"""

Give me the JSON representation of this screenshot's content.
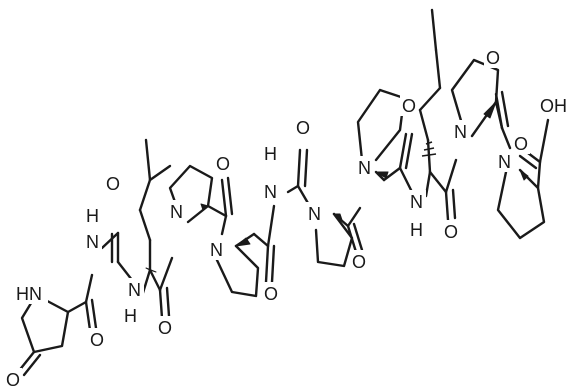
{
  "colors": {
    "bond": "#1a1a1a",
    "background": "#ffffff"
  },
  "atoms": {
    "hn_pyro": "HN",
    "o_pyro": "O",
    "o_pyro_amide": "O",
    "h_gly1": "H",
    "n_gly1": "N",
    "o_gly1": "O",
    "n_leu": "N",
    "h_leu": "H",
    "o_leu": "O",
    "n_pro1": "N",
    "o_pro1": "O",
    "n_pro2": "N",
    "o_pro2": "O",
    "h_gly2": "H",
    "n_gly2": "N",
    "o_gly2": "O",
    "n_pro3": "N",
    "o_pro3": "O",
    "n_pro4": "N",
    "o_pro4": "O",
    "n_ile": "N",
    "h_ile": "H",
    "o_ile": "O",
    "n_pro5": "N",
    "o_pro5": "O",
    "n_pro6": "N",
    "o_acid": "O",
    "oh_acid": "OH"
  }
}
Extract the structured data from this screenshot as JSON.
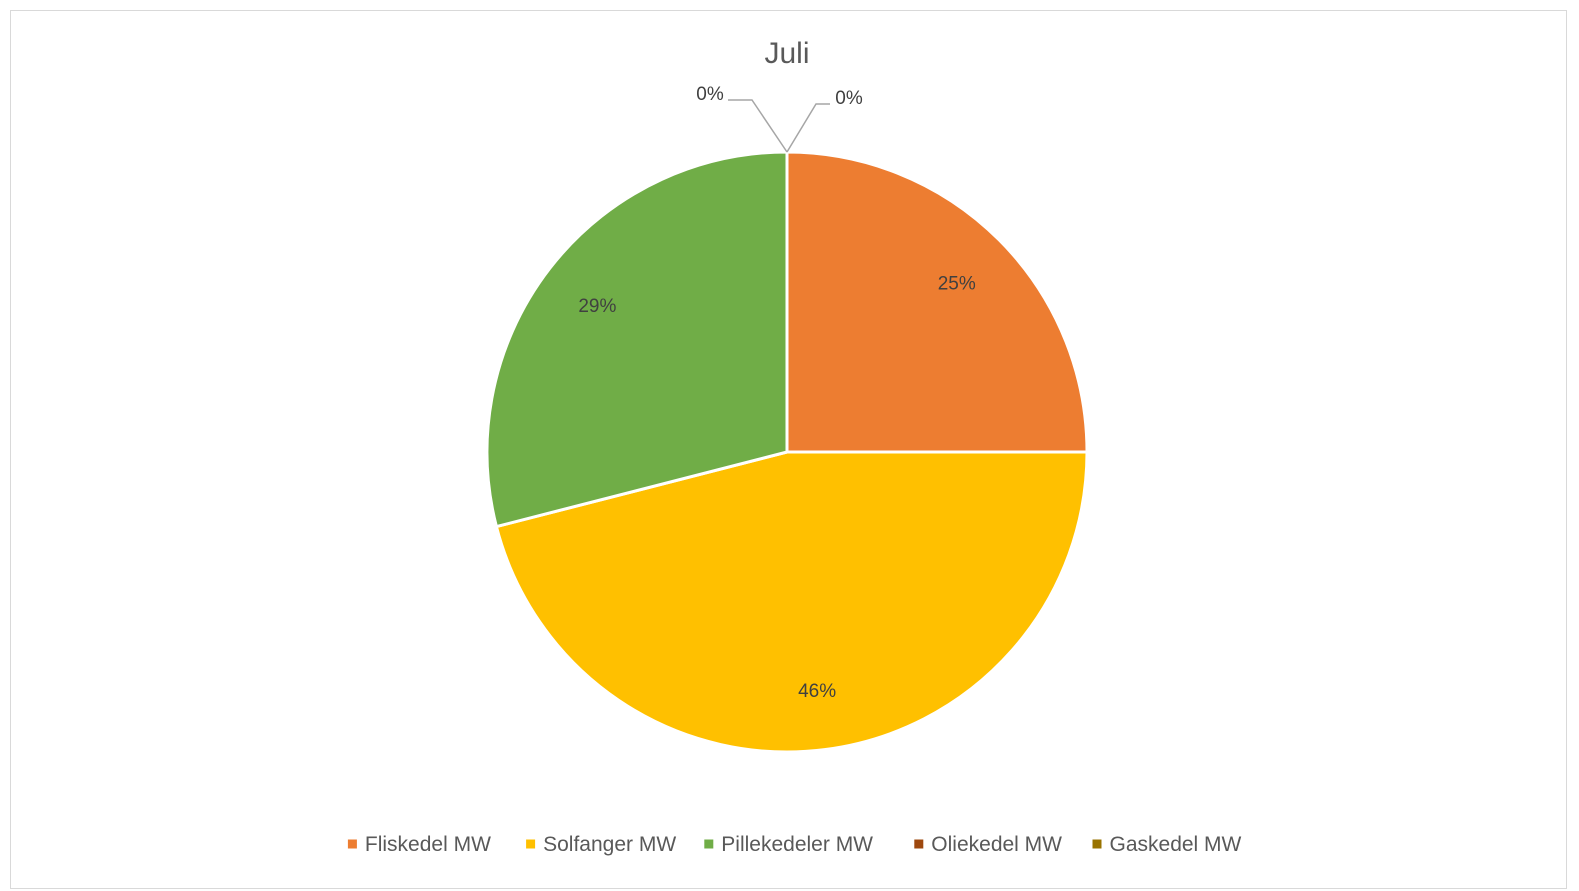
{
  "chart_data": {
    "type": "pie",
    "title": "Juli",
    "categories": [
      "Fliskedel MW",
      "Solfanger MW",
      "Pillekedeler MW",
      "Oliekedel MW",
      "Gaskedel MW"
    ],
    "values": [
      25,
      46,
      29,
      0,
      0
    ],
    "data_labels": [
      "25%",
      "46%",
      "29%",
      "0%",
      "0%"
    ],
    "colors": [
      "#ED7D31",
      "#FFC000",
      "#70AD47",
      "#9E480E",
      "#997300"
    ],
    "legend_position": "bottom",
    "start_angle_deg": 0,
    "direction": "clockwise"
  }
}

"""

The pictures should not appear in the copy; every other part of the records above must be returned exactly.

- [Response to the exercise]
Give me the JSON representation of this screenshot's content.
{
  "colors": {
    "bond": "#1a1a1a",
    "background": "#ffffff"
  },
  "atoms": {
    "hn_pyro": "HN",
    "o_pyro": "O",
    "o_pyro_amide": "O",
    "h_gly1": "H",
    "n_gly1": "N",
    "o_gly1": "O",
    "n_leu": "N",
    "h_leu": "H",
    "o_leu": "O",
    "n_pro1": "N",
    "o_pro1": "O",
    "n_pro2": "N",
    "o_pro2": "O",
    "h_gly2": "H",
    "n_gly2": "N",
    "o_gly2": "O",
    "n_pro3": "N",
    "o_pro3": "O",
    "n_pro4": "N",
    "o_pro4": "O",
    "n_ile": "N",
    "h_ile": "H",
    "o_ile": "O",
    "n_pro5": "N",
    "o_pro5": "O",
    "n_pro6": "N",
    "o_acid": "O",
    "oh_acid": "OH"
  }
}
Extract the structured data from this screenshot as JSON.
{
  "chart_data": {
    "type": "pie",
    "title": "Juli",
    "categories": [
      "Fliskedel MW",
      "Solfanger MW",
      "Pillekedeler MW",
      "Oliekedel MW",
      "Gaskedel MW"
    ],
    "values": [
      25,
      46,
      29,
      0,
      0
    ],
    "data_labels": [
      "25%",
      "46%",
      "29%",
      "0%",
      "0%"
    ],
    "colors": [
      "#ED7D31",
      "#FFC000",
      "#70AD47",
      "#9E480E",
      "#997300"
    ],
    "legend_position": "bottom",
    "start_angle_deg": 0,
    "direction": "clockwise"
  }
}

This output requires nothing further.